• [TASK DETAILS]: Determine how many lines below hold the string "Precursor". Reply with the number alone.

* begin AVAILABLE RECORDS *

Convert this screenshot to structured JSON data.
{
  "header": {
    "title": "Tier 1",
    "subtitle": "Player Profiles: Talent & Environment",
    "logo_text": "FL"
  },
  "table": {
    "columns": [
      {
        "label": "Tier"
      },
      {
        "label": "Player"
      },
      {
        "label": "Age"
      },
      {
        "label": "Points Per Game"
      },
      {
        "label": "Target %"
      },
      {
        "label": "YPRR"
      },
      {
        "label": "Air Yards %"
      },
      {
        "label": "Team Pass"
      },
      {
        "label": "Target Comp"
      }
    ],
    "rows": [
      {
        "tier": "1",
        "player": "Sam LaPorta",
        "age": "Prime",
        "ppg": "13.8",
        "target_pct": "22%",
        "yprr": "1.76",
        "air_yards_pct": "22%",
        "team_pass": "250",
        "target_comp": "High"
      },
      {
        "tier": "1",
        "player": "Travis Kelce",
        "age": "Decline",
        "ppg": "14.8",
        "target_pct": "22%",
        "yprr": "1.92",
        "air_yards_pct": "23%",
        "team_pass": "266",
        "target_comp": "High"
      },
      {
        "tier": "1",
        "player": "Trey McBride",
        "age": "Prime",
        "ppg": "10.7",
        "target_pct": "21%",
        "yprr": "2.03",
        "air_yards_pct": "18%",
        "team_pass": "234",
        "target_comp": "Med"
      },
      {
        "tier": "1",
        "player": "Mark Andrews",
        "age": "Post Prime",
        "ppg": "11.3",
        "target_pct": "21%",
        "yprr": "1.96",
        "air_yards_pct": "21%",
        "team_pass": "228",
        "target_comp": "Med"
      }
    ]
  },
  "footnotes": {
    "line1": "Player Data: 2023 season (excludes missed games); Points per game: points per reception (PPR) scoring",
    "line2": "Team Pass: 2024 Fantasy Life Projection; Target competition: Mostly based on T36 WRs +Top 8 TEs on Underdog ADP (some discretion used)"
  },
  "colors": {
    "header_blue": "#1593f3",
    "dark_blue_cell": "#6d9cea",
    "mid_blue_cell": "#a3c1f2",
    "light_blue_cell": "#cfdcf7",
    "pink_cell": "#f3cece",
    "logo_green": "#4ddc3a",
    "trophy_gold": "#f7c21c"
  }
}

* end AVAILABLE RECORDS *
* begin AVAILABLE RECORDS *

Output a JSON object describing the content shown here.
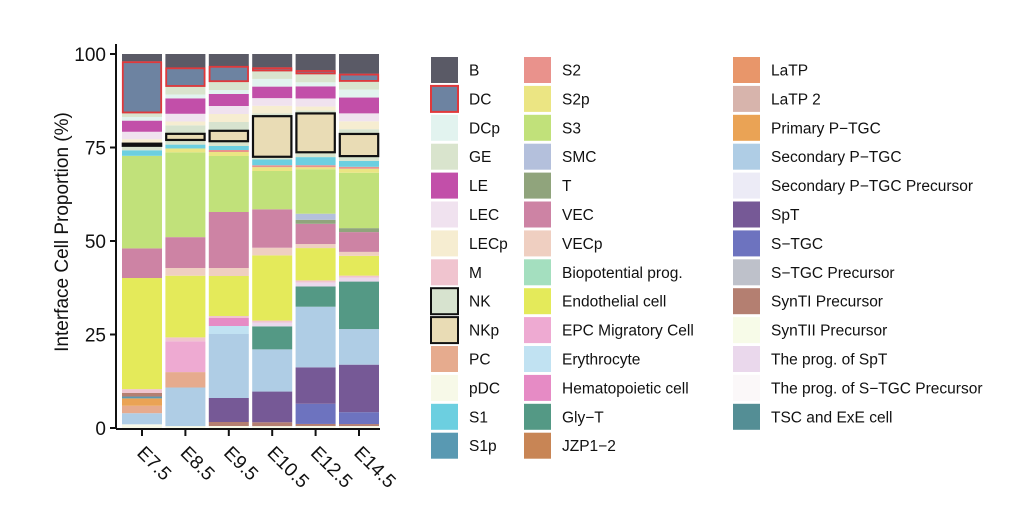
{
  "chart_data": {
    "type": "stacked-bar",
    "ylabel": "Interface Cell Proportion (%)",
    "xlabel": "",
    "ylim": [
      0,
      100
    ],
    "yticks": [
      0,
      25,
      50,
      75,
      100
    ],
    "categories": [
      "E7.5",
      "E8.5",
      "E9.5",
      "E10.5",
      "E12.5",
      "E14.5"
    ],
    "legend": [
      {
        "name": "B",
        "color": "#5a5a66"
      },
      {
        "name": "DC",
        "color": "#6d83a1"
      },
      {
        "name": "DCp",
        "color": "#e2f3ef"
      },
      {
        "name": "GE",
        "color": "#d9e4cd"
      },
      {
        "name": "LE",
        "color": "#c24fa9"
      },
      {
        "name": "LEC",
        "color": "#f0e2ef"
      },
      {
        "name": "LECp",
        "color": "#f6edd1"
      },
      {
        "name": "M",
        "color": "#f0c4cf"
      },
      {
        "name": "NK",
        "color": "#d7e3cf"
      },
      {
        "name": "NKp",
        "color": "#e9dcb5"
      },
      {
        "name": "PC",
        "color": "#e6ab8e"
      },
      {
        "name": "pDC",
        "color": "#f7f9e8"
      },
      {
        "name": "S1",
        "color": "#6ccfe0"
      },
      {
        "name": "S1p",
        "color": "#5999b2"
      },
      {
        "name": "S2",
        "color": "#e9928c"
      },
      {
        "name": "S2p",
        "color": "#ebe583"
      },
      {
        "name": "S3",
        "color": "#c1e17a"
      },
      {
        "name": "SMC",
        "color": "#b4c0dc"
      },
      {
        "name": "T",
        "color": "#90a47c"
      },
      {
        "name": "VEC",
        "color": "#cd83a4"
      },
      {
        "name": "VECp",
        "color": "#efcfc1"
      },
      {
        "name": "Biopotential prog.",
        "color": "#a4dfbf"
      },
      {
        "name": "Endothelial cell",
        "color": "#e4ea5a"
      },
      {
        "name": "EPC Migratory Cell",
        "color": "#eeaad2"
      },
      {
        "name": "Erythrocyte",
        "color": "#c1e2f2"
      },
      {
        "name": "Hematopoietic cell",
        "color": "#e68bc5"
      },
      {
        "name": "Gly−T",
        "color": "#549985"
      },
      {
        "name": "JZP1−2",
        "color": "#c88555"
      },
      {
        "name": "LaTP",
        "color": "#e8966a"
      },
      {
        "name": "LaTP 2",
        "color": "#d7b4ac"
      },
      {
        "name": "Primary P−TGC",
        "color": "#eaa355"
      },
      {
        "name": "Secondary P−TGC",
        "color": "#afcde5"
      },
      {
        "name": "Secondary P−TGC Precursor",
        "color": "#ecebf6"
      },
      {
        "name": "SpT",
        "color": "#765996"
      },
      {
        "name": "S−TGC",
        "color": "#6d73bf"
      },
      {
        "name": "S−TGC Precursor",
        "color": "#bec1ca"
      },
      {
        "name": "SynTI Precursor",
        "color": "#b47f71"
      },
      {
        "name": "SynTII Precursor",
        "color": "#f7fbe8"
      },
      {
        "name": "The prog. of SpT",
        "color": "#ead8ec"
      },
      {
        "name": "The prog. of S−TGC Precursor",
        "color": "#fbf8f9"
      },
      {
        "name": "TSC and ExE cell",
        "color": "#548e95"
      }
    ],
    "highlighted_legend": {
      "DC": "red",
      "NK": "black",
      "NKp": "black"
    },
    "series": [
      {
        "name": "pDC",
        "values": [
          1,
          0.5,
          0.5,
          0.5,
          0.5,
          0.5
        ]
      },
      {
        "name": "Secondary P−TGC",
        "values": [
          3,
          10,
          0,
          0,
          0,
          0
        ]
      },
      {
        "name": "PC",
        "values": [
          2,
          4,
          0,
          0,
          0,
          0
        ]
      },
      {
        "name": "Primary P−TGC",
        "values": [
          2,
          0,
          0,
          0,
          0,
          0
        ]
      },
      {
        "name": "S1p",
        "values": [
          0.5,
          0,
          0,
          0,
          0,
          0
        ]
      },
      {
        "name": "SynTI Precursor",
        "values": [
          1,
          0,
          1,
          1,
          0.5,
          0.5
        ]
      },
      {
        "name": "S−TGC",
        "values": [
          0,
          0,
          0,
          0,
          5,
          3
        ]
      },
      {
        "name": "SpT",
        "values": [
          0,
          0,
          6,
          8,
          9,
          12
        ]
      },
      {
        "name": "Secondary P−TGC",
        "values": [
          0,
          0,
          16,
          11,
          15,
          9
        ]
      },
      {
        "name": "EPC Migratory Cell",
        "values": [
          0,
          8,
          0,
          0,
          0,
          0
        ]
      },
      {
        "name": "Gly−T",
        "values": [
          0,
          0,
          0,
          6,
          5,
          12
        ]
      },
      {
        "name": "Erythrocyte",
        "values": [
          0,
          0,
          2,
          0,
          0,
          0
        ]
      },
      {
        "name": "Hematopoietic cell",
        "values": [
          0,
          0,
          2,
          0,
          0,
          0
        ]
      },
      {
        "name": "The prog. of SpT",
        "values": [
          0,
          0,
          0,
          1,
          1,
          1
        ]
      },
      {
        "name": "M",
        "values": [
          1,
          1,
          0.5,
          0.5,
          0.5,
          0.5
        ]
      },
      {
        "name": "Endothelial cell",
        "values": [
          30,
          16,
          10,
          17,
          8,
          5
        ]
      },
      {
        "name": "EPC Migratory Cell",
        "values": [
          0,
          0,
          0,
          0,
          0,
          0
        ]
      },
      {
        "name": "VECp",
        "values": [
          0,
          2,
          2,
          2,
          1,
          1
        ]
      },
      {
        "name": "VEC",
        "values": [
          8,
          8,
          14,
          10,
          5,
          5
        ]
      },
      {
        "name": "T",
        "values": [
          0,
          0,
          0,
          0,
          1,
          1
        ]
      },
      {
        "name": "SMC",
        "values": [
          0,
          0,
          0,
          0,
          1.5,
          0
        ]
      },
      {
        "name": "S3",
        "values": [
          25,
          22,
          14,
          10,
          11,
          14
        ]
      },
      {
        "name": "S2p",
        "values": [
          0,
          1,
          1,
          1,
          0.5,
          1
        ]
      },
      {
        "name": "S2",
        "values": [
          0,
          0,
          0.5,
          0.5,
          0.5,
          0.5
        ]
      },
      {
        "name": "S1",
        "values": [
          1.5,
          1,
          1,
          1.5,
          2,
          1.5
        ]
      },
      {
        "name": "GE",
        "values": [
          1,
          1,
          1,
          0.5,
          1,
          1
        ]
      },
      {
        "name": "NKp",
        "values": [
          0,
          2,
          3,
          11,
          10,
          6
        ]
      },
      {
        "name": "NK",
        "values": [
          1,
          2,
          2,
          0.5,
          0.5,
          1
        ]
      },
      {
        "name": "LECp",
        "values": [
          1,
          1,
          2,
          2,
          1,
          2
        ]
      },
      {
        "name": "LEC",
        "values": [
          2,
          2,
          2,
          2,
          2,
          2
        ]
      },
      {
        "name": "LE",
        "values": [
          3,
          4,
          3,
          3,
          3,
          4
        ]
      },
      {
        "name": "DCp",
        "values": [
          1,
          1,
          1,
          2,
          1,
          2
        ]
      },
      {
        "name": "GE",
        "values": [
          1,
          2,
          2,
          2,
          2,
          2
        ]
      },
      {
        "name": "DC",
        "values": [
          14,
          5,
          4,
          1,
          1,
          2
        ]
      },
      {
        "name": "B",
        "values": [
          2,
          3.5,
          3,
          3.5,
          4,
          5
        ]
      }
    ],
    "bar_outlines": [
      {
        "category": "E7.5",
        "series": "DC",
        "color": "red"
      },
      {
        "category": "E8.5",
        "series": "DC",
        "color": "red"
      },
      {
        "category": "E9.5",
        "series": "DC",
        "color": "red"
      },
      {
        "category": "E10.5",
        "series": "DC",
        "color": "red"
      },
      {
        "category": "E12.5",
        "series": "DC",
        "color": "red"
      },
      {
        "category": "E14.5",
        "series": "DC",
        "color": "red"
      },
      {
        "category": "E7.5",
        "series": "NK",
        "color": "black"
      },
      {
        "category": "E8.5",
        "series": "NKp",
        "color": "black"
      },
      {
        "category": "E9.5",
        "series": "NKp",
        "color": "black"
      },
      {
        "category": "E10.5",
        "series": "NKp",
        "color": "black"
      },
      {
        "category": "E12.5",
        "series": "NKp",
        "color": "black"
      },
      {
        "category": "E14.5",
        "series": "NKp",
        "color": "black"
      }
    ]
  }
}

* end AVAILABLE RECORDS *

• [EXERCISE ANSWER]: 6